[Part of a data file]
>>>

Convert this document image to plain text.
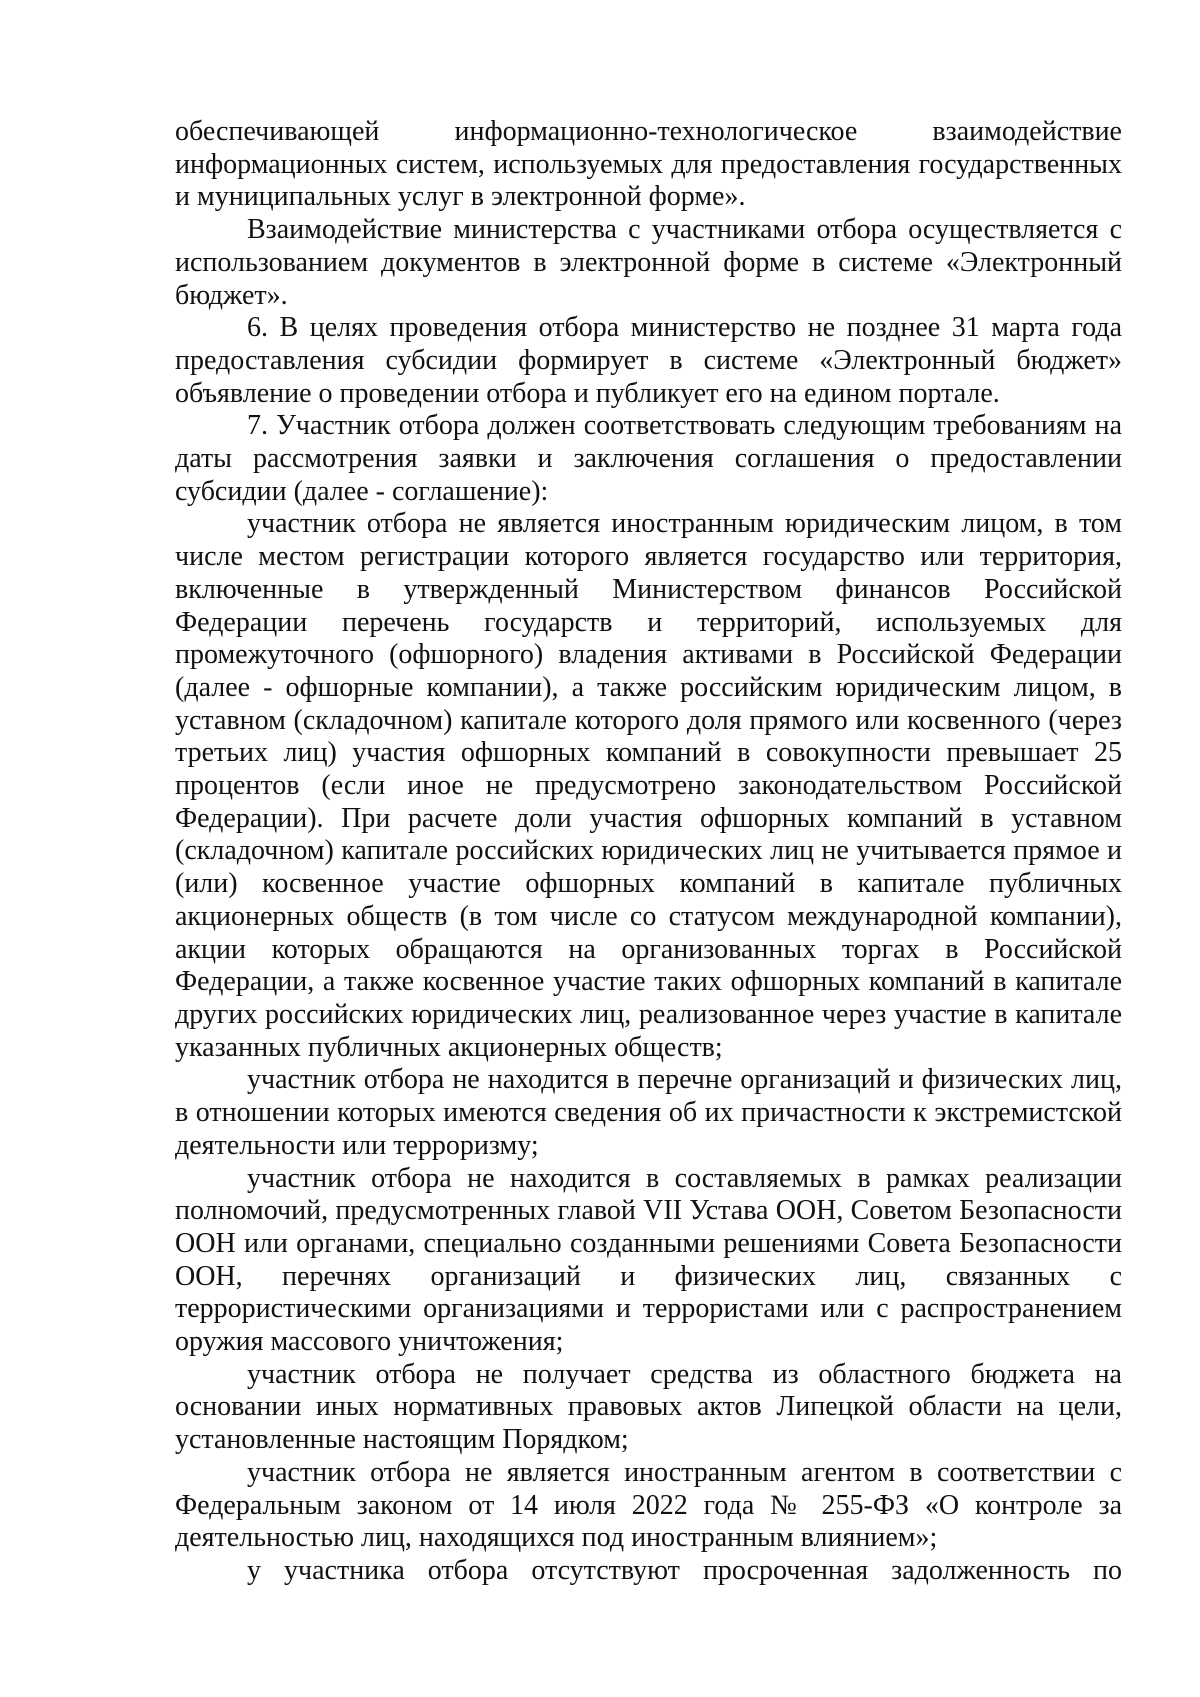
обеспечивающей информационно-технологическое взаимодействие информационных систем, используемых для предоставления государственных и муниципальных услуг в электронной форме».

Взаимодействие министерства с участниками отбора осуществляется с использованием документов в электронной форме в системе «Электронный бюджет».

6. В целях проведения отбора министерство не позднее 31 марта года предоставления субсидии формирует в системе «Электронный бюджет» объявление о проведении отбора и публикует его на едином портале.

7. Участник отбора должен соответствовать следующим требованиям на даты рассмотрения заявки и заключения соглашения о предоставлении субсидии (далее - соглашение):

участник отбора не является иностранным юридическим лицом, в том числе местом регистрации которого является государство или территория, включенные в утвержденный Министерством финансов Российской Федерации перечень государств и территорий, используемых для промежуточного (офшорного) владения активами в Российской Федерации (далее - офшорные компании), а также российским юридическим лицом, в уставном (складочном) капитале которого доля прямого или косвенного (через третьих лиц) участия офшорных компаний в совокупности превышает 25 процентов (если иное не предусмотрено законодательством Российской Федерации). При расчете доли участия офшорных компаний в уставном (складочном) капитале российских юридических лиц не учитывается прямое и (или) косвенное участие офшорных компаний в капитале публичных акционерных обществ (в том числе со статусом международной компании), акции которых обращаются на организованных торгах в Российской Федерации, а также косвенное участие таких офшорных компаний в капитале других российских юридических лиц, реализованное через участие в капитале указанных публичных акционерных обществ;

участник отбора не находится в перечне организаций и физических лиц, в отношении которых имеются сведения об их причастности к экстремистской деятельности или терроризму;

участник отбора не находится в составляемых в рамках реализации полномочий, предусмотренных главой VII Устава ООН, Советом Безопасности ООН или органами, специально созданными решениями Совета Безопасности ООН, перечнях организаций и физических лиц, связанных с террористическими организациями и террористами или с распространением оружия массового уничтожения;

участник отбора не получает средства из областного бюджета на основании иных нормативных правовых актов Липецкой области на цели, установленные настоящим Порядком;

участник отбора не является иностранным агентом в соответствии с Федеральным законом от 14 июля 2022 года № 255-ФЗ «О контроле за деятельностью лиц, находящихся под иностранным влиянием»;

у участника отбора отсутствуют просроченная задолженность по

<<<

[TASK OBJECTIVE] Identify each line in the entries with the word "субсидии" and copy it.

[ANSWER IN FULL]
6. В целях проведения отбора министерство не позднее 31 марта года предоставления субсидии формирует в системе «Электронный бюджет» объявление о проведении отбора и публикует его на едином портале.
7. Участник отбора должен соответствовать следующим требованиям на даты рассмотрения заявки и заключения соглашения о предоставлении субсидии (далее - соглашение):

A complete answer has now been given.